Written problem
Write out the records below word for word, please.

[Extracted data entries]
***

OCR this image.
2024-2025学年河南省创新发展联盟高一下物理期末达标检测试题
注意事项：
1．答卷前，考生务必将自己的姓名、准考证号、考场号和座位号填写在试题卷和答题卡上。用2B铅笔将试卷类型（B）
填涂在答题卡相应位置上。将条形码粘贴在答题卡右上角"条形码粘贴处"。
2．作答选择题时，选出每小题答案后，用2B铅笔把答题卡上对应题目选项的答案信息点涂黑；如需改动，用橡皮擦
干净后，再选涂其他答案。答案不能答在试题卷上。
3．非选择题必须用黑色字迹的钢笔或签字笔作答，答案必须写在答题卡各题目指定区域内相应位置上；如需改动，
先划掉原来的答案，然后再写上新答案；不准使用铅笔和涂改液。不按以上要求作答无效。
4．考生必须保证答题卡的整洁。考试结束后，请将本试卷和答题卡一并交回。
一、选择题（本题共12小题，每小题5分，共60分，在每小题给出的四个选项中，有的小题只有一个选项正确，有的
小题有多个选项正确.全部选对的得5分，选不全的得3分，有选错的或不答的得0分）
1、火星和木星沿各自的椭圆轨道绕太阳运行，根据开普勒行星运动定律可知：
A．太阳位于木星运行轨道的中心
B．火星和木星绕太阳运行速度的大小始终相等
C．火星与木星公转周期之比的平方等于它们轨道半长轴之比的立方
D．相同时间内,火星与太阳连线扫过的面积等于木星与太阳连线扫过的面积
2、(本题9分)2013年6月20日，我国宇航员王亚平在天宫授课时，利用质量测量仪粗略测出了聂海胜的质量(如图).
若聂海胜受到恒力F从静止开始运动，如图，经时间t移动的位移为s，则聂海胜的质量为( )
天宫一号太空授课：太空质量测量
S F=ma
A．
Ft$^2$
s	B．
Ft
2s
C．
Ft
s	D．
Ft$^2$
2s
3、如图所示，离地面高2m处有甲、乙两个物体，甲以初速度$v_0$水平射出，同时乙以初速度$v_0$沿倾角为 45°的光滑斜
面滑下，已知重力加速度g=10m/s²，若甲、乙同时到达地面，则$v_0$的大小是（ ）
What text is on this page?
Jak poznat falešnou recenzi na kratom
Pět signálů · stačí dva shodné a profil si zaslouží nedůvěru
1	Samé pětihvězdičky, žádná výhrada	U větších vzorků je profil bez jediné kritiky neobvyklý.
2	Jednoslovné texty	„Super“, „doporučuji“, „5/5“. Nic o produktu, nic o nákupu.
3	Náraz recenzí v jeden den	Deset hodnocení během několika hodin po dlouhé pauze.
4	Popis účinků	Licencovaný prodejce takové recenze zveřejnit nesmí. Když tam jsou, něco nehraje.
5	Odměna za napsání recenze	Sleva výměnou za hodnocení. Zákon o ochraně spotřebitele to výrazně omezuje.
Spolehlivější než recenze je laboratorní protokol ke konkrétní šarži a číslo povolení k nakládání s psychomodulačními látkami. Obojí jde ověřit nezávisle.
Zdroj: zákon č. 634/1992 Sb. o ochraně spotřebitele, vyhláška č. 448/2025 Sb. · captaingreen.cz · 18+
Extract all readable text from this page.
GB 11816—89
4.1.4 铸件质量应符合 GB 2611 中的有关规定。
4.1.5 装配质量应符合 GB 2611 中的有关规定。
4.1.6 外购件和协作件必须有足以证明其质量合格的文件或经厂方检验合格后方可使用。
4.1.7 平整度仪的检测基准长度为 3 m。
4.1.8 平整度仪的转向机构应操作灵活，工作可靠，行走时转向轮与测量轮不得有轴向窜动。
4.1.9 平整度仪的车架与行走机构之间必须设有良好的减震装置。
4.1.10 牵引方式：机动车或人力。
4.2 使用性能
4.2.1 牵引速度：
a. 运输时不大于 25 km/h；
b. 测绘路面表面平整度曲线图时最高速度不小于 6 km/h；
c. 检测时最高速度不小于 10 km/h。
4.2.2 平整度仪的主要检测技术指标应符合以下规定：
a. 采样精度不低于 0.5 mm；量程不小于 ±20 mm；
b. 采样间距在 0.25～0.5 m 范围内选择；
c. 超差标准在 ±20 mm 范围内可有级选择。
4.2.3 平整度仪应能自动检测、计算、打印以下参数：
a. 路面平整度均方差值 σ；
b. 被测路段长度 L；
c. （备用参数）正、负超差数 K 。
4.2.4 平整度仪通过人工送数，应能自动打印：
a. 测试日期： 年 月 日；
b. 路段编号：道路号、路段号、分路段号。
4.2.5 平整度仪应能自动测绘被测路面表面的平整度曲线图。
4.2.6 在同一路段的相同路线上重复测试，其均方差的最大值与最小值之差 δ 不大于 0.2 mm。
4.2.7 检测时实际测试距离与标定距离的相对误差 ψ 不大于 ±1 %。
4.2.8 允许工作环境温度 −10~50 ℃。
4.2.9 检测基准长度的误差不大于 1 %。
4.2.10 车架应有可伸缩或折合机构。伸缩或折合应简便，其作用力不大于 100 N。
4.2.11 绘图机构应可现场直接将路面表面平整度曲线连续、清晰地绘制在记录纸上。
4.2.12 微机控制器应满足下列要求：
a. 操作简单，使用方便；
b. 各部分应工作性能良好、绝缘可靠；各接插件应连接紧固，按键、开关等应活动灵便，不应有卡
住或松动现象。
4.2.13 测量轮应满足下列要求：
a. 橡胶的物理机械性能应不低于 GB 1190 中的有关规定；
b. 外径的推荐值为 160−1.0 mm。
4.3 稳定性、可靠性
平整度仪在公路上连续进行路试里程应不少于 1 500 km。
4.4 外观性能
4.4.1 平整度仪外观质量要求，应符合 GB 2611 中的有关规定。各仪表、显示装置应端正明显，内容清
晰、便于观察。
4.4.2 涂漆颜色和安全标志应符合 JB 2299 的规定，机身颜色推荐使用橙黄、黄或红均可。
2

***

Correct output
OCR this image.
2024-2025学年河南省创新发展联盟高一下物理期末达标检测试题
注意事项：
1．答卷前，考生务必将自己的姓名、准考证号、考场号和座位号填写在试题卷和答题卡上。用2B铅笔将试卷类型（B）
填涂在答题卡相应位置上。将条形码粘贴在答题卡右上角"条形码粘贴处"。
2．作答选择题时，选出每小题答案后，用2B铅笔把答题卡上对应题目选项的答案信息点涂黑；如需改动，用橡皮擦
干净后，再选涂其他答案。答案不能答在试题卷上。
3．非选择题必须用黑色字迹的钢笔或签字笔作答，答案必须写在答题卡各题目指定区域内相应位置上；如需改动，
先划掉原来的答案，然后再写上新答案；不准使用铅笔和涂改液。不按以上要求作答无效。
4．考生必须保证答题卡的整洁。考试结束后，请将本试卷和答题卡一并交回。
一、选择题（本题共12小题，每小题5分，共60分，在每小题给出的四个选项中，有的小题只有一个选项正确，有的
小题有多个选项正确.全部选对的得5分，选不全的得3分，有选错的或不答的得0分）
1、火星和木星沿各自的椭圆轨道绕太阳运行，根据开普勒行星运动定律可知：
A．太阳位于木星运行轨道的中心
B．火星和木星绕太阳运行速度的大小始终相等
C．火星与木星公转周期之比的平方等于它们轨道半长轴之比的立方
D．相同时间内,火星与太阳连线扫过的面积等于木星与太阳连线扫过的面积
2、(本题9分)2013年6月20日，我国宇航员王亚平在天宫授课时，利用质量测量仪粗略测出了聂海胜的质量(如图).
若聂海胜受到恒力F从静止开始运动，如图，经时间t移动的位移为s，则聂海胜的质量为( )
天宫一号太空授课：太空质量测量
S F=ma
A．
Ft$^2$
s	B．
Ft
2s
C．
Ft
s	D．
Ft$^2$
2s
3、如图所示，离地面高2m处有甲、乙两个物体，甲以初速度$v_0$水平射出，同时乙以初速度$v_0$沿倾角为 45°的光滑斜
面滑下，已知重力加速度g=10m/s²，若甲、乙同时到达地面，则$v_0$的大小是（ ）
What text is on this page?
Jak poznat falešnou recenzi na kratom
Pět signálů · stačí dva shodné a profil si zaslouží nedůvěru
1	Samé pětihvězdičky, žádná výhrada	U větších vzorků je profil bez jediné kritiky neobvyklý.
2	Jednoslovné texty	„Super“, „doporučuji“, „5/5“. Nic o produktu, nic o nákupu.
3	Náraz recenzí v jeden den	Deset hodnocení během několika hodin po dlouhé pauze.
4	Popis účinků	Licencovaný prodejce takové recenze zveřejnit nesmí. Když tam jsou, něco nehraje.
5	Odměna za napsání recenze	Sleva výměnou za hodnocení. Zákon o ochraně spotřebitele to výrazně omezuje.
Spolehlivější než recenze je laboratorní protokol ke konkrétní šarži a číslo povolení k nakládání s psychomodulačními látkami. Obojí jde ověřit nezávisle.
Zdroj: zákon č. 634/1992 Sb. o ochraně spotřebitele, vyhláška č. 448/2025 Sb. · captaingreen.cz · 18+
Extract all readable text from this page.
GB 11816—89
4.1.4 铸件质量应符合 GB 2611 中的有关规定。
4.1.5 装配质量应符合 GB 2611 中的有关规定。
4.1.6 外购件和协作件必须有足以证明其质量合格的文件或经厂方检验合格后方可使用。
4.1.7 平整度仪的检测基准长度为 3 m。
4.1.8 平整度仪的转向机构应操作灵活，工作可靠，行走时转向轮与测量轮不得有轴向窜动。
4.1.9 平整度仪的车架与行走机构之间必须设有良好的减震装置。
4.1.10 牵引方式：机动车或人力。
4.2 使用性能
4.2.1 牵引速度：
a. 运输时不大于 25 km/h；
b. 测绘路面表面平整度曲线图时最高速度不小于 6 km/h；
c. 检测时最高速度不小于 10 km/h。
4.2.2 平整度仪的主要检测技术指标应符合以下规定：
a. 采样精度不低于 0.5 mm；量程不小于 ±20 mm；
b. 采样间距在 0.25～0.5 m 范围内选择；
c. 超差标准在 ±20 mm 范围内可有级选择。
4.2.3 平整度仪应能自动检测、计算、打印以下参数：
a. 路面平整度均方差值 σ；
b. 被测路段长度 L；
c. （备用参数）正、负超差数 K 。
4.2.4 平整度仪通过人工送数，应能自动打印：
a. 测试日期： 年 月 日；
b. 路段编号：道路号、路段号、分路段号。
4.2.5 平整度仪应能自动测绘被测路面表面的平整度曲线图。
4.2.6 在同一路段的相同路线上重复测试，其均方差的最大值与最小值之差 δ 不大于 0.2 mm。
4.2.7 检测时实际测试距离与标定距离的相对误差 ψ 不大于 ±1 %。
4.2.8 允许工作环境温度 −10~50 ℃。
4.2.9 检测基准长度的误差不大于 1 %。
4.2.10 车架应有可伸缩或折合机构。伸缩或折合应简便，其作用力不大于 100 N。
4.2.11 绘图机构应可现场直接将路面表面平整度曲线连续、清晰地绘制在记录纸上。
4.2.12 微机控制器应满足下列要求：
a. 操作简单，使用方便；
b. 各部分应工作性能良好、绝缘可靠；各接插件应连接紧固，按键、开关等应活动灵便，不应有卡
住或松动现象。
4.2.13 测量轮应满足下列要求：
a. 橡胶的物理机械性能应不低于 GB 1190 中的有关规定；
b. 外径的推荐值为 160−1.0 mm。
4.3 稳定性、可靠性
平整度仪在公路上连续进行路试里程应不少于 1 500 km。
4.4 外观性能
4.4.1 平整度仪外观质量要求，应符合 GB 2611 中的有关规定。各仪表、显示装置应端正明显，内容清
晰、便于观察。
4.4.2 涂漆颜色和安全标志应符合 JB 2299 的规定，机身颜色推荐使用橙黄、黄或红均可。
2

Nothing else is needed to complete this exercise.